Text segment.
(begin)

C) Grounds for the determination of the matter of fact
The determination of the matter of fact was based on the critical analysis of the documentary evidence attached to the file, testimonial evidence and the facts alleged and not contested by the Parties.
III.2 MATTER OF LAW
Issues to be decided
The issues to be decided in the present case, raised by the Claimant, are whether (i) there was irregularity in the notification of the Personal Income Tax and compensatory interest assessments for the year 2012 to her person, for not being the representative of the dissolution of the company "B…, Ltd."; (ii) whether, given that the company was extinct on the date of issuance of the assessments, the partners should have been notified individually of the portion of tax and interest corresponding to the income allocated to them as a result of the distribution, due to the impossibility of tax substitution; (iii) whether, the extinct company being responsible for withholding tax and payment of the tax due, the notification of the Personal Income Tax and compensatory interest assessments issued by the AT were validly notified within the deadline for statute of limitations on the right to assess; (iv) whether the existence, on the date of closure of liquidation, of a social debt not reflected in the company's accounting is likely to influence the result of the liquidation and distribution of the respective balance and, consequently the determination of taxable matter and the quantitative amount of the tax liability to be assessed and, finally, (v) the issue raised by the Respondent, relating to the allocation of litigation costs, in the event of partial annulment of the contested assessments.
Order of examination of the defects
In accordance with the provisions of article 124 of the CPPT, subsidiarily applicable to the tax arbitral process by virtue of the provisions of article 29, section 1, paragraph a) of the RJAT, given that no defects leading to a declaration of non-existence or nullity are attributed to the contested assessments, nor is a relationship of subsidiarity indicated between them, the order of examination of the defects should be the one which, according to the prudent discretion of the judge, ensures more stable or effective protection of the offended interests.
In the case at hand, it is believed that the examination of the issues raised by the Claimant in the request for arbitral decision should follow the order indicated above.
(i) Of the irregularity of the notification of the Personal Income Tax (withholding tax) and compensatory interest assessments for the year 2012 contested in this case:
The Claimant argues that she was never appointed liquidator or representative of the company, and cannot be considered "Representative of the Dissolution", a position which she never accepted, having only agreed to be custodian of the books of the dissolved company.
However, according to the Permanent Certificate of the company in the Commercial Registry, the dissolution and closure of liquidation were simultaneous, with immediate distribution of the available balance, in accordance with the accounts approved on 28/03/2012, which corresponds to the provision of article 147 of the Commercial Companies Code (CSC) and which is only possible if there are no social debts.

(end)

Things to do.
A. Name every numbered article that the tax arbitration ruling cites, along with the code each one belongs to.
B. Pick up the tax arbitration ruling after its final sentence and keep writing it.

Listing.
(begin)

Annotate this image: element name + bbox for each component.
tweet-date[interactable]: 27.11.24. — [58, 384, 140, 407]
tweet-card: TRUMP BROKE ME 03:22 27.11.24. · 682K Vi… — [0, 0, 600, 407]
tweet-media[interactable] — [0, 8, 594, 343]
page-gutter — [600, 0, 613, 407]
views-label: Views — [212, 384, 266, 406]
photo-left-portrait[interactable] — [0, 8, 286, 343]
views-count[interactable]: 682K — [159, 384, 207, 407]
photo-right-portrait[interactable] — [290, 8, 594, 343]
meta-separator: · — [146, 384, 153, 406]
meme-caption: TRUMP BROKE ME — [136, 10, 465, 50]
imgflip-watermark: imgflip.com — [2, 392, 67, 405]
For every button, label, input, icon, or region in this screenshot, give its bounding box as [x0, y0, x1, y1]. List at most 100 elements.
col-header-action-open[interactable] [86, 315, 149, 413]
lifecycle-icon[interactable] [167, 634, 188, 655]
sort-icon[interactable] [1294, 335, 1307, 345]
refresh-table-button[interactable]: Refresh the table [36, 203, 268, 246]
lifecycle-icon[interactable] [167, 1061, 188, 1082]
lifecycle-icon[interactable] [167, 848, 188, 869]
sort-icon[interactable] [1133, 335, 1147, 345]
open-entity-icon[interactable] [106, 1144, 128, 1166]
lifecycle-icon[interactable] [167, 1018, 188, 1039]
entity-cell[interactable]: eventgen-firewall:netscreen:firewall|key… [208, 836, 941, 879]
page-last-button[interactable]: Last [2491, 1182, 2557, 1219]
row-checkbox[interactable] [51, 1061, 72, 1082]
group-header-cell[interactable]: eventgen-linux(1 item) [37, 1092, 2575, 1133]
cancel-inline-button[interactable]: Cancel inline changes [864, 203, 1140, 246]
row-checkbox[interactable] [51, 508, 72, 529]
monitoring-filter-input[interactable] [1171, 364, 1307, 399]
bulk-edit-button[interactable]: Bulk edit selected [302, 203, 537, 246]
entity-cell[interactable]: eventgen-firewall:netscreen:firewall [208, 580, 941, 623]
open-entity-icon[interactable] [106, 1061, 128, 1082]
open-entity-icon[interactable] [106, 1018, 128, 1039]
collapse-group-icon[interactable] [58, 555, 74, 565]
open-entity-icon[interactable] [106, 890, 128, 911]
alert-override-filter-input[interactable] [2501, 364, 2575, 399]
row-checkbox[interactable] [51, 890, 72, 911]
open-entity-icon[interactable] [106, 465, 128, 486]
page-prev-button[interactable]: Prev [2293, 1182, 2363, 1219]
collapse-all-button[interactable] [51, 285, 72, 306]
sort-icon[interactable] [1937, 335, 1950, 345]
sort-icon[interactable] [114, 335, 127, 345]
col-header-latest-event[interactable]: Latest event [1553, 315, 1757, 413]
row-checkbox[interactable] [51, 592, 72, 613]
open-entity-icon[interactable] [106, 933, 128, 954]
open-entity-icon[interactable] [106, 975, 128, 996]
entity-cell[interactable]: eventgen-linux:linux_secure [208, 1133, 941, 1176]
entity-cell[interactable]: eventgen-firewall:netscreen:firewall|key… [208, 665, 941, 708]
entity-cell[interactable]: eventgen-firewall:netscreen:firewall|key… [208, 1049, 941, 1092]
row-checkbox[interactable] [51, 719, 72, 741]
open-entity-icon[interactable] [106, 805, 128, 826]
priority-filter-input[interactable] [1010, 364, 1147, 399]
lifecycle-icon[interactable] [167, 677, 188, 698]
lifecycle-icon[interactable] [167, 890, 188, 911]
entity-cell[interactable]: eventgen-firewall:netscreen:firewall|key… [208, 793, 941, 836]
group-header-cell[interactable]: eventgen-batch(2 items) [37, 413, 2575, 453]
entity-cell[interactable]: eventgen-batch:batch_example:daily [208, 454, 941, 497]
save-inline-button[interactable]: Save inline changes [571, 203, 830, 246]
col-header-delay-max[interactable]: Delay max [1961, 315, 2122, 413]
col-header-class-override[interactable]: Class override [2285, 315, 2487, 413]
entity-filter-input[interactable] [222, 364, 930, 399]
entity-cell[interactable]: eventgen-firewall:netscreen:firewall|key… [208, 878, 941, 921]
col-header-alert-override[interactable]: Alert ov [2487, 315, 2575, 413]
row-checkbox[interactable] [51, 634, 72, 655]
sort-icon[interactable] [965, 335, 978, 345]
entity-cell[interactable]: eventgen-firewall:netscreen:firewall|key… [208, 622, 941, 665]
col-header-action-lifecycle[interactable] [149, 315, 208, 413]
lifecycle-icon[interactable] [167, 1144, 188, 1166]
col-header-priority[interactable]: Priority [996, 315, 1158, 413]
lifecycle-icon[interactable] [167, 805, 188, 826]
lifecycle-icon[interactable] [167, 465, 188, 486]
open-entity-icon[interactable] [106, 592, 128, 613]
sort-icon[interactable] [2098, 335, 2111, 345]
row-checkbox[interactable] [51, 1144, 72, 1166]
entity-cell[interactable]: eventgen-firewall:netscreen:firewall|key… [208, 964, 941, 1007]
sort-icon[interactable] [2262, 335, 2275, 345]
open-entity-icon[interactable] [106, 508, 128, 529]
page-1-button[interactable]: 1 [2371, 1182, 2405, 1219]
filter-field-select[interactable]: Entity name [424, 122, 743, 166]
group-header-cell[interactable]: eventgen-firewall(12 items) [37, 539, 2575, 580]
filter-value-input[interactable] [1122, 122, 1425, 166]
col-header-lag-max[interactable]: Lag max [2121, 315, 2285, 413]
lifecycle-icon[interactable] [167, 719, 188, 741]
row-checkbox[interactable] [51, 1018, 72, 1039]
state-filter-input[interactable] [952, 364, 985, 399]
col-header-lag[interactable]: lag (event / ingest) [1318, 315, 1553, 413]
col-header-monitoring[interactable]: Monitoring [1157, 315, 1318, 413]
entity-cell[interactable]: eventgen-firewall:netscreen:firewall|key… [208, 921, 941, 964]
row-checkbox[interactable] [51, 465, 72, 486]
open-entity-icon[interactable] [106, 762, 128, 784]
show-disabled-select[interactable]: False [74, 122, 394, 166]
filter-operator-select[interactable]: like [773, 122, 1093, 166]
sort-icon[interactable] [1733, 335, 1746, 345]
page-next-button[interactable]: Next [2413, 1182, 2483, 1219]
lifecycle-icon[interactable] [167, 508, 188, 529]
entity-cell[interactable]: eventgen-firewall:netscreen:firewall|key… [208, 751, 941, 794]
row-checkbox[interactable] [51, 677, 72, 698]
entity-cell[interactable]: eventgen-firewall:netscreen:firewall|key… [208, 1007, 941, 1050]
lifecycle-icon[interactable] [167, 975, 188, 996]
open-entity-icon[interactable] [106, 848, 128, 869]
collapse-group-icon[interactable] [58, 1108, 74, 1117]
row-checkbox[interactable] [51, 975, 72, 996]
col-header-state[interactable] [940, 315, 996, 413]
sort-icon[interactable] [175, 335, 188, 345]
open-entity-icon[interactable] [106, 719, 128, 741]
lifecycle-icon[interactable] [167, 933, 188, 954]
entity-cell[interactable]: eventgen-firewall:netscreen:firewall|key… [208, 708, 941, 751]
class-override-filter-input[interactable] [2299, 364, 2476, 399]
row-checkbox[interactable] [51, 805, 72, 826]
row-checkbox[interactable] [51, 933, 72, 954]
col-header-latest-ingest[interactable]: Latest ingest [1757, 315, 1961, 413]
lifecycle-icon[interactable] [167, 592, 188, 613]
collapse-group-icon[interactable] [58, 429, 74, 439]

(end)

Final results.
A.
- Article 124 of the CPPT
- Article 29, section 1, paragraph a) of the RJAT
- Article 147 of the Commercial Companies Code (CSC)

B.
In this situation, in the case of a simplified form of liquidation, part of the doctrine considers that the absence of liquidators seems to be presupposed (although the distribution operations may require the functions of a liquidator), not preventing the distribution the existence of debts of a tax nature still not due on the date of dissolution (as would be the case with Personal Income Tax withholding, due from the 20th day of the month following the month in which they should have been made – see article 98, section 3 of the CIRS), for which "all partners are unlimitedly and jointly liable" (section 2 of article 147 of the CSC).
Even if this were not the case, the fact is that, given that there was no express appointment of liquidator, no mandatory registration in the commercial registry, nor registration of a contrary resolution, the general rule contained in section 1 of article 151 of the CSC applies, according to which "the members of the administration of the company become liquidators thereof from the moment it is considered dissolved".
And, pursuant to section 1 of article 26 of the General Tax Law, the liquidators become personally and jointly liable for the tax debts of the liquidated company.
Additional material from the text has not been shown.